SFIDA A
Individua tutte le righe delle voci che contengono la parola "lower" e copiale.

BRANO DA LEGGERE
════

I pro sono certamente tempi rapidi e specializzazione dei magistrati nella materia che, osservo, dovrebbe anche venire garantita come nota da enti cui la donna vittima di violenza si dovrà rapportare come servizi sociali e servizio di psicologia dell’ adulto, per la genitorialita’ e dell’infanzia.

 

I contro sono portati dalla mancata prevenzione di simili reati nella nostra cultura, sin dall’interno delle scuole.

La violenza sulle donne è una nostra piaga sociale che può essere sconfitta modificando l’educazione dei nostri ragazzi in modo che non diventino maltrattanti e sappiamo riconoscere, dagli albori, segnali di violenza e se ne allontanino. Investire in questo senso, così come dovrebbe avvenire per altri grandi ma differenti questioni, come ad esempio l’ambiente, il green ed il risparmio energetico, sarebbe nei prossimi anni la vera chiave di volta per un efficace cambiamento.

════

VOCI IN INGRESSO
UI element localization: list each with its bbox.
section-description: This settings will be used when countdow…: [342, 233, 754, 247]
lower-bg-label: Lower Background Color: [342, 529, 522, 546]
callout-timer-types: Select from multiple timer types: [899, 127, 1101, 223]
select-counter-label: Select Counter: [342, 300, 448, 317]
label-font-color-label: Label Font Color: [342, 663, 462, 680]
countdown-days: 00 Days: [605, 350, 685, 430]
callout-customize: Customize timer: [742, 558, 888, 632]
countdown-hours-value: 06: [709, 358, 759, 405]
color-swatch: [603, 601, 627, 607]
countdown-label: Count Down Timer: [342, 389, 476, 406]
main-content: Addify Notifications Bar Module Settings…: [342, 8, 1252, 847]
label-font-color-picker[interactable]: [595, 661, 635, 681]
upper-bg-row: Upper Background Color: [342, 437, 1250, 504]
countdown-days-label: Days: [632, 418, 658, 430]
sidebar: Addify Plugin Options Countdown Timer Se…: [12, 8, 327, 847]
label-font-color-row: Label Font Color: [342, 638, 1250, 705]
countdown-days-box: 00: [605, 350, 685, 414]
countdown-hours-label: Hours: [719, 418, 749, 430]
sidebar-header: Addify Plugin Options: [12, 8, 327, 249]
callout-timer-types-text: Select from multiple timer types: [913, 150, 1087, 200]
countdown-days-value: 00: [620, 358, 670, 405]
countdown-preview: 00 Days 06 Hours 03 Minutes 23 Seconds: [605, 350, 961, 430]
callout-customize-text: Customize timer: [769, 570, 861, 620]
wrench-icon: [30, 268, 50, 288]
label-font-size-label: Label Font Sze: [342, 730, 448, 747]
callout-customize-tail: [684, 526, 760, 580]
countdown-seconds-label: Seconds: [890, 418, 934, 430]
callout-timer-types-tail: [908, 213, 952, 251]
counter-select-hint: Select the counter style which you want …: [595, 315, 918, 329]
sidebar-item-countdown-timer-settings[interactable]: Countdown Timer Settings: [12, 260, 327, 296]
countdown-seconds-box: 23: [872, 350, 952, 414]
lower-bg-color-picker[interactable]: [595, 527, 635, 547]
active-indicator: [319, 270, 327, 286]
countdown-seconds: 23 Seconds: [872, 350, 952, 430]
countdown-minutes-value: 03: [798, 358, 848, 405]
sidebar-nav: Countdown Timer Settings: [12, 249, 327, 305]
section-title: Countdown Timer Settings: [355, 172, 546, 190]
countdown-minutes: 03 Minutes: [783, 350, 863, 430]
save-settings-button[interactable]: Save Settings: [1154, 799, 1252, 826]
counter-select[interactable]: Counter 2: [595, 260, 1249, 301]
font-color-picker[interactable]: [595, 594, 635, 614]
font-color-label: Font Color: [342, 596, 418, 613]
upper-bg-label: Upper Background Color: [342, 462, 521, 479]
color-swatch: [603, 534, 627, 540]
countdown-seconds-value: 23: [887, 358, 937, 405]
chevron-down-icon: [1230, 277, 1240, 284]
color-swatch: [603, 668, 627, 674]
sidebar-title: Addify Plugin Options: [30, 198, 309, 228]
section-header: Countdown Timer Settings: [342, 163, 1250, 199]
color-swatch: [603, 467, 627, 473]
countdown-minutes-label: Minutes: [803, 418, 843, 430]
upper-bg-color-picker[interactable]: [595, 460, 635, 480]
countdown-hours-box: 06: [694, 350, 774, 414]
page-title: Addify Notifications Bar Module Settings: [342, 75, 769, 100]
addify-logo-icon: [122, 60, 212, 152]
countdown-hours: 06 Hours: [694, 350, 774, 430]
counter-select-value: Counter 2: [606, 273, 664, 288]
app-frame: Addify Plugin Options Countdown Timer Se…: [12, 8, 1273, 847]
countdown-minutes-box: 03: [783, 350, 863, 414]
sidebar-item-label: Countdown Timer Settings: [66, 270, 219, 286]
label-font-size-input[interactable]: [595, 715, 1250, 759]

════

SFIDA B
Prosegui il brano sulla violenza contro le donne, riprendendo dopo la sua ultima frase.

RISULTATO ATTESO A
lower-bg-label: Lower Background Color: [342, 529, 522, 546]
lower-bg-color-picker[interactable]: [595, 527, 635, 547]

RISULTATO ATTESO B
 

Secondo la sua esperienza, un incremento di provvedimenti di questo genere quanto è realmente efficace e concretamente applicabile?

 

Sicuramente è importante incrementare le misure e le norme affinché i maltrattanti possano venire tenuti “maggiormente a bada” e non chiamino ad esempio la vittima per il famoso “ultimo appuntamento di chiarimento” che spesso si trasforma nell’occasione di “scarico” da parte del maltrattante di tutta l’aggressività accumulata sulla vittima, anche con tragiche conseguenze.

 

Trovo però, mi ricollego a quanto risposto prima, che sia fondamentale insegnare a tutti, in particolare alle nuove generazioni, a riconoscere le tre fasi del circolo della violenza (accumulo della aggressività e della rabbia/situazione di stallo - scarico della tensione con estrinsecazione della violenza - scuse, promesse e luna di miele e così via) in modo da non applicarlo e, comunque, saperlo sempre riconoscere.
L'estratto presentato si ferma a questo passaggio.